**WHAT THE EXERCISE ASKS**
In the data below, find each line containing the string "this" and return it.

**RECORDS SUPPLIED**
______
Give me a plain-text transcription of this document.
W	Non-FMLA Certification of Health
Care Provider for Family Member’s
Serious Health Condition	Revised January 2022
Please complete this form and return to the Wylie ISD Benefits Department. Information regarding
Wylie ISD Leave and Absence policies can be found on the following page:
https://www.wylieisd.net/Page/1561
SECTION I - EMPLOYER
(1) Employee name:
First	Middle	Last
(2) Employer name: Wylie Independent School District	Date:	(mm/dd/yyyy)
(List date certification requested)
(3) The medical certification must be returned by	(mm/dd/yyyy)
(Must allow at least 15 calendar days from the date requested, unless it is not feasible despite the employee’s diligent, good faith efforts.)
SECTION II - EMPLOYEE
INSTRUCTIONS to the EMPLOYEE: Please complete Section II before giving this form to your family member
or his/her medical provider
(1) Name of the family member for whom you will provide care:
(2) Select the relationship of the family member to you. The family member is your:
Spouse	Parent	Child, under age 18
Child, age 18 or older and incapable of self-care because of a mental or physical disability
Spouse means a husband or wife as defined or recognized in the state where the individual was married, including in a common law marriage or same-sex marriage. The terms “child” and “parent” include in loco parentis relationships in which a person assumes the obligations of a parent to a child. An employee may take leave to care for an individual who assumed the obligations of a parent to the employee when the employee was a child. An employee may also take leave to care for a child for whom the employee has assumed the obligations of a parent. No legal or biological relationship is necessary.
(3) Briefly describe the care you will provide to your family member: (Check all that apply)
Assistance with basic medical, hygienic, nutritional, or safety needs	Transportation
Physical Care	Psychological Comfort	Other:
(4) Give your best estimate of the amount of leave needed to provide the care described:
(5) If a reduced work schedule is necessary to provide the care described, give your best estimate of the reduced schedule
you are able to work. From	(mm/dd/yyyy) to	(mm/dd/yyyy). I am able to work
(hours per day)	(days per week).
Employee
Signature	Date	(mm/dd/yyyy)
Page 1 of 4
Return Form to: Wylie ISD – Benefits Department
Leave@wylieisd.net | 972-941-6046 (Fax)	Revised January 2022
______
**CORRECT ANSWER**
Give me a plain-text transcription of this document.
Please complete this form and return to the Wylie ISD Benefits Department. Information regarding
INSTRUCTIONS to the EMPLOYEE: Please complete Section II before giving this form to your family member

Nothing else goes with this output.